* [Exercise aim]: Transcribe each of the records below exactly, excluding all pictures.

Collected data entries:
· · · · · · ·

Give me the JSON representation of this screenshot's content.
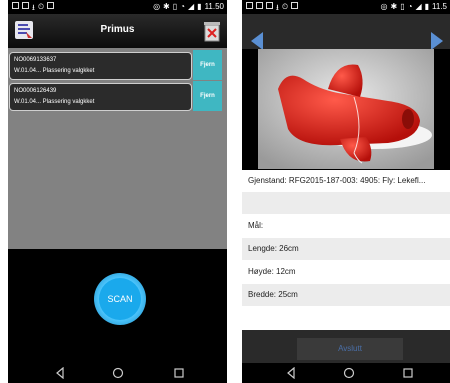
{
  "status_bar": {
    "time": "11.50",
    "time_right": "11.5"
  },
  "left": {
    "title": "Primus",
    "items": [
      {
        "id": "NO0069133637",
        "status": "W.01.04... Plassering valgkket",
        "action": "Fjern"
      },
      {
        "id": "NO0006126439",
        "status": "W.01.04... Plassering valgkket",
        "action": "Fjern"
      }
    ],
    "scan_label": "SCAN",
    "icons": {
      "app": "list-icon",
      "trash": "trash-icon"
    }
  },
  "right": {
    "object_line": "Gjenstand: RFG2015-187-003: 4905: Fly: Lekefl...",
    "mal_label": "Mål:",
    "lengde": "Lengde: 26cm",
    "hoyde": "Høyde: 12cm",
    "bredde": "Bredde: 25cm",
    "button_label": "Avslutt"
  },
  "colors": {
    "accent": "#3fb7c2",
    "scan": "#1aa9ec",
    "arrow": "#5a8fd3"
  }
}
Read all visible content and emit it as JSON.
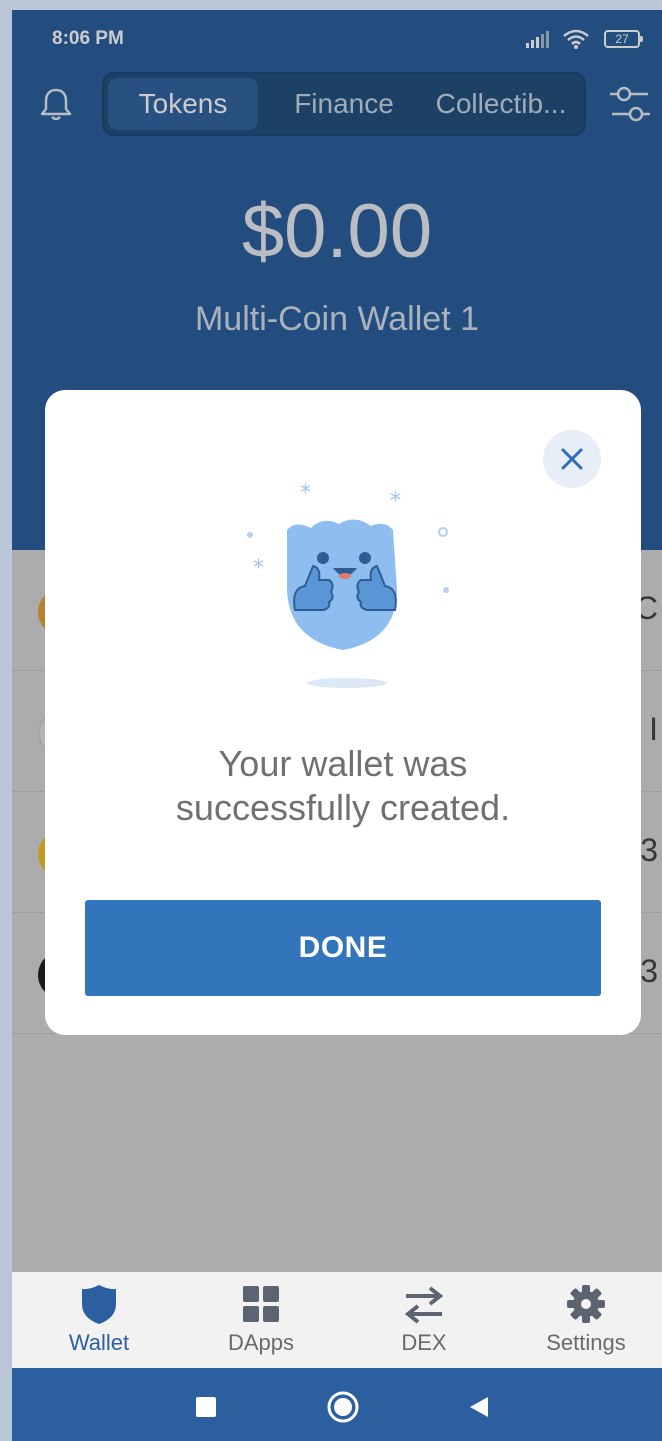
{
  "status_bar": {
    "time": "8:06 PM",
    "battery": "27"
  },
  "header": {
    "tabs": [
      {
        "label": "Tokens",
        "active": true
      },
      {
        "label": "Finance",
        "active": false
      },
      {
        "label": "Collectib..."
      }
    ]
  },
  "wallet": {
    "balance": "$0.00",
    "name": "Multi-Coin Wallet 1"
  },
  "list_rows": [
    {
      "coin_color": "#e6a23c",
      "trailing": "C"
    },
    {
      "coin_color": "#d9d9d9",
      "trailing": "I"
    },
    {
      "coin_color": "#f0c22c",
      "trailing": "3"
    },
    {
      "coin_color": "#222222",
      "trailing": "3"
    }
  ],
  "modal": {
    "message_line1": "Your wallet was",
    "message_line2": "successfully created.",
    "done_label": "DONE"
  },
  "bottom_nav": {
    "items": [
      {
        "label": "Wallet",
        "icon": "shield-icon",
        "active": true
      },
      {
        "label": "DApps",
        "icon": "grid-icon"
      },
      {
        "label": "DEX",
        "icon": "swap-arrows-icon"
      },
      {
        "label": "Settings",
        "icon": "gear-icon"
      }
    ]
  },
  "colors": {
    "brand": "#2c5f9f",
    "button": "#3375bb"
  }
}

· · · · · · ·

* [Solution to this task]:
Give me the JSON representation of this screenshot's content.
{
  "status_bar": {
    "time": "11.50",
    "time_right": "11.5"
  },
  "left": {
    "title": "Primus",
    "items": [
      {
        "id": "NO0069133637",
        "status": "W.01.04... Plassering valgkket",
        "action": "Fjern"
      },
      {
        "id": "NO0006126439",
        "status": "W.01.04... Plassering valgkket",
        "action": "Fjern"
      }
    ],
    "scan_label": "SCAN",
    "icons": {
      "app": "list-icon",
      "trash": "trash-icon"
    }
  },
  "right": {
    "object_line": "Gjenstand: RFG2015-187-003: 4905: Fly: Lekefl...",
    "mal_label": "Mål:",
    "lengde": "Lengde: 26cm",
    "hoyde": "Høyde: 12cm",
    "bredde": "Bredde: 25cm",
    "button_label": "Avslutt"
  },
  "colors": {
    "accent": "#3fb7c2",
    "scan": "#1aa9ec",
    "arrow": "#5a8fd3"
  }
}
Read all visible content and emit it as JSON.
{
  "status_bar": {
    "time": "8:06 PM",
    "battery": "27"
  },
  "header": {
    "tabs": [
      {
        "label": "Tokens",
        "active": true
      },
      {
        "label": "Finance",
        "active": false
      },
      {
        "label": "Collectib..."
      }
    ]
  },
  "wallet": {
    "balance": "$0.00",
    "name": "Multi-Coin Wallet 1"
  },
  "list_rows": [
    {
      "coin_color": "#e6a23c",
      "trailing": "C"
    },
    {
      "coin_color": "#d9d9d9",
      "trailing": "I"
    },
    {
      "coin_color": "#f0c22c",
      "trailing": "3"
    },
    {
      "coin_color": "#222222",
      "trailing": "3"
    }
  ],
  "modal": {
    "message_line1": "Your wallet was",
    "message_line2": "successfully created.",
    "done_label": "DONE"
  },
  "bottom_nav": {
    "items": [
      {
        "label": "Wallet",
        "icon": "shield-icon",
        "active": true
      },
      {
        "label": "DApps",
        "icon": "grid-icon"
      },
      {
        "label": "DEX",
        "icon": "swap-arrows-icon"
      },
      {
        "label": "Settings",
        "icon": "gear-icon"
      }
    ]
  },
  "colors": {
    "brand": "#2c5f9f",
    "button": "#3375bb"
  }
}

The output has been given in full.